--- Begin Extracted entries ---

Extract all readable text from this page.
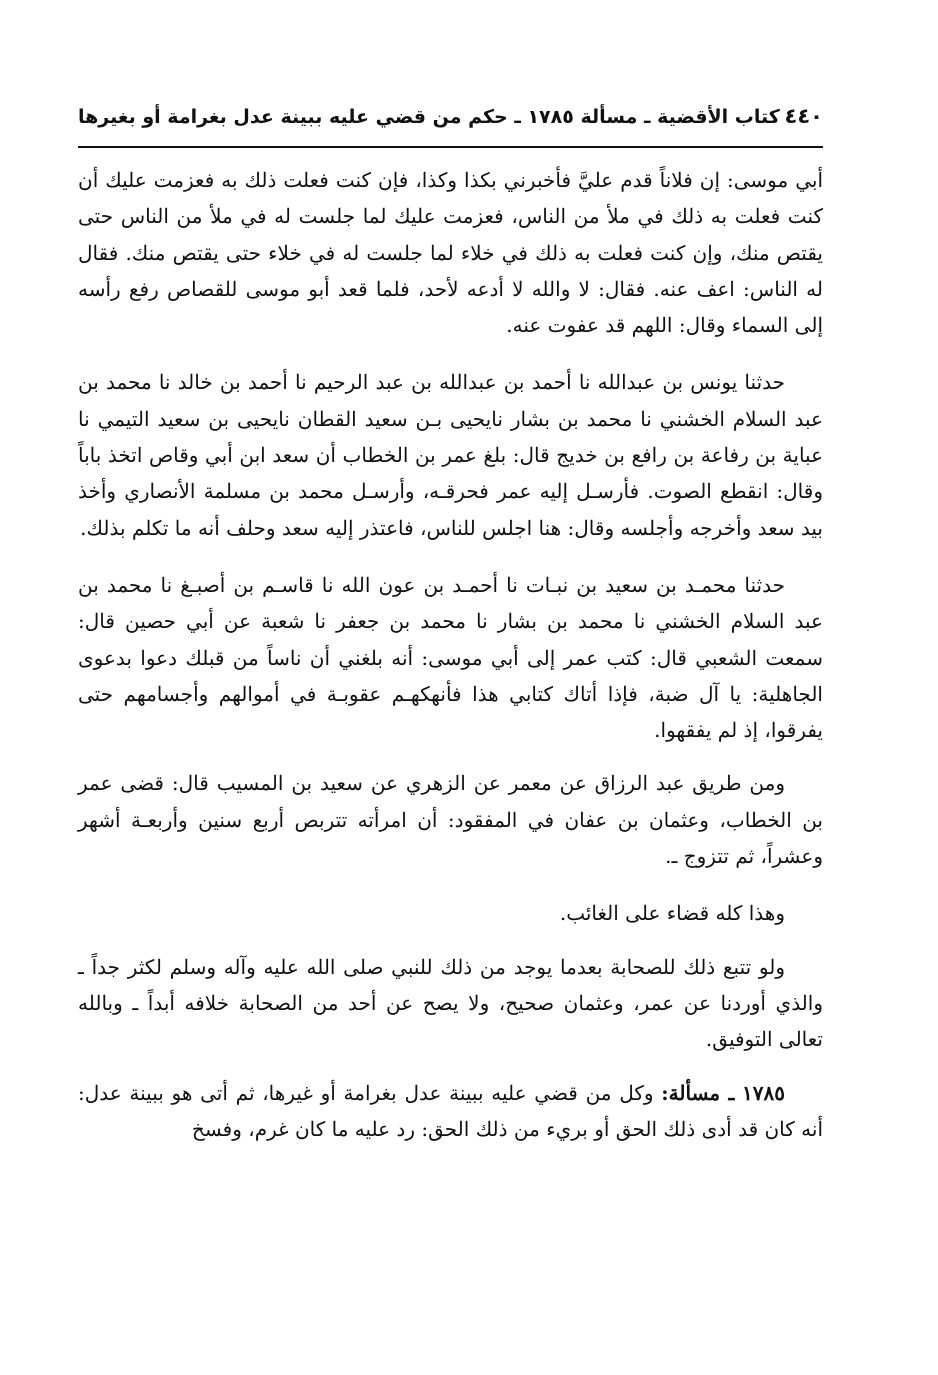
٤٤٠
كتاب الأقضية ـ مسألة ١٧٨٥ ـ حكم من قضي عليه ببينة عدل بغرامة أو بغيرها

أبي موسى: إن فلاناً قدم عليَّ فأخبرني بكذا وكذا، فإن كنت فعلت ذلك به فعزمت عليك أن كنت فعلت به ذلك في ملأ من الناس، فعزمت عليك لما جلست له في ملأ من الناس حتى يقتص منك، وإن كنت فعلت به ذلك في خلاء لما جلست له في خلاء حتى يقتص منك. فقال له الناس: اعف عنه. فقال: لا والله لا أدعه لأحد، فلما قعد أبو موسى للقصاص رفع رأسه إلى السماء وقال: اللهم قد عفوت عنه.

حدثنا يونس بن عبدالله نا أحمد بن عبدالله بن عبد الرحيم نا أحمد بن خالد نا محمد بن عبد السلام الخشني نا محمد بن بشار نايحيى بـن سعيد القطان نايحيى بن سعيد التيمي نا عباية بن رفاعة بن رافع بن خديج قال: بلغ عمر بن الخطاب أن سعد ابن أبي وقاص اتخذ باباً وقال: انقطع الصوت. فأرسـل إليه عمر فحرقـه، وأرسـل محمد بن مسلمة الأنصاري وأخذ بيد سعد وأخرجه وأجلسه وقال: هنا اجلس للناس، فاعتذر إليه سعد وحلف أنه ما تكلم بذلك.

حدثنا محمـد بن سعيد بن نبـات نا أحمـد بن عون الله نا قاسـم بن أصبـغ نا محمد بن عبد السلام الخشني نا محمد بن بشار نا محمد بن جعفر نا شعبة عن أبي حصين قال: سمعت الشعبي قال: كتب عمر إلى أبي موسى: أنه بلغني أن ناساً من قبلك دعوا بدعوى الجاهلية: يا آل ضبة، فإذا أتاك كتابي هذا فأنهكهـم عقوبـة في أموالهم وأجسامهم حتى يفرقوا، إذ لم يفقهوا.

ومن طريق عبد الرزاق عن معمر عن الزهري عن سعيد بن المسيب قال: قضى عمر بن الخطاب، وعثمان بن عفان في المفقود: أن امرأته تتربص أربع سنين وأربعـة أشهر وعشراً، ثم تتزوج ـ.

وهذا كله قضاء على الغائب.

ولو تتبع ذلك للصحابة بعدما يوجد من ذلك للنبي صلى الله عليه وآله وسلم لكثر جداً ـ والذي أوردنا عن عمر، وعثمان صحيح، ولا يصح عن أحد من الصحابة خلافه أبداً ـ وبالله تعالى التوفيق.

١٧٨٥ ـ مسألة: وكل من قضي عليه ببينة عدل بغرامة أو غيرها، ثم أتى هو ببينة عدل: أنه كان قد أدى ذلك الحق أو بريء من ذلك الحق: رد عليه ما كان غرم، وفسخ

--- End Extracted entries ---

▶ Directive:
Extract the entries in full, exactly as they are, minus the pictures.

▶ Problem solution:
Extract all readable text from this page.
٤٤٠
كتاب الأقضية ـ مسألة ١٧٨٥ ـ حكم من قضي عليه ببينة عدل بغرامة أو بغيرها

أبي موسى: إن فلاناً قدم عليَّ فأخبرني بكذا وكذا، فإن كنت فعلت ذلك به فعزمت عليك أن كنت فعلت به ذلك في ملأ من الناس، فعزمت عليك لما جلست له في ملأ من الناس حتى يقتص منك، وإن كنت فعلت به ذلك في خلاء لما جلست له في خلاء حتى يقتص منك. فقال له الناس: اعف عنه. فقال: لا والله لا أدعه لأحد، فلما قعد أبو موسى للقصاص رفع رأسه إلى السماء وقال: اللهم قد عفوت عنه.

حدثنا يونس بن عبدالله نا أحمد بن عبدالله بن عبد الرحيم نا أحمد بن خالد نا محمد بن عبد السلام الخشني نا محمد بن بشار نايحيى بـن سعيد القطان نايحيى بن سعيد التيمي نا عباية بن رفاعة بن رافع بن خديج قال: بلغ عمر بن الخطاب أن سعد ابن أبي وقاص اتخذ باباً وقال: انقطع الصوت. فأرسـل إليه عمر فحرقـه، وأرسـل محمد بن مسلمة الأنصاري وأخذ بيد سعد وأخرجه وأجلسه وقال: هنا اجلس للناس، فاعتذر إليه سعد وحلف أنه ما تكلم بذلك.

حدثنا محمـد بن سعيد بن نبـات نا أحمـد بن عون الله نا قاسـم بن أصبـغ نا محمد بن عبد السلام الخشني نا محمد بن بشار نا محمد بن جعفر نا شعبة عن أبي حصين قال: سمعت الشعبي قال: كتب عمر إلى أبي موسى: أنه بلغني أن ناساً من قبلك دعوا بدعوى الجاهلية: يا آل ضبة، فإذا أتاك كتابي هذا فأنهكهـم عقوبـة في أموالهم وأجسامهم حتى يفرقوا، إذ لم يفقهوا.

ومن طريق عبد الرزاق عن معمر عن الزهري عن سعيد بن المسيب قال: قضى عمر بن الخطاب، وعثمان بن عفان في المفقود: أن امرأته تتربص أربع سنين وأربعـة أشهر وعشراً، ثم تتزوج ـ.

وهذا كله قضاء على الغائب.

ولو تتبع ذلك للصحابة بعدما يوجد من ذلك للنبي صلى الله عليه وآله وسلم لكثر جداً ـ والذي أوردنا عن عمر، وعثمان صحيح، ولا يصح عن أحد من الصحابة خلافه أبداً ـ وبالله تعالى التوفيق.

١٧٨٥ ـ مسألة: وكل من قضي عليه ببينة عدل بغرامة أو غيرها، ثم أتى هو ببينة عدل: أنه كان قد أدى ذلك الحق أو بريء من ذلك الحق: رد عليه ما كان غرم، وفسخ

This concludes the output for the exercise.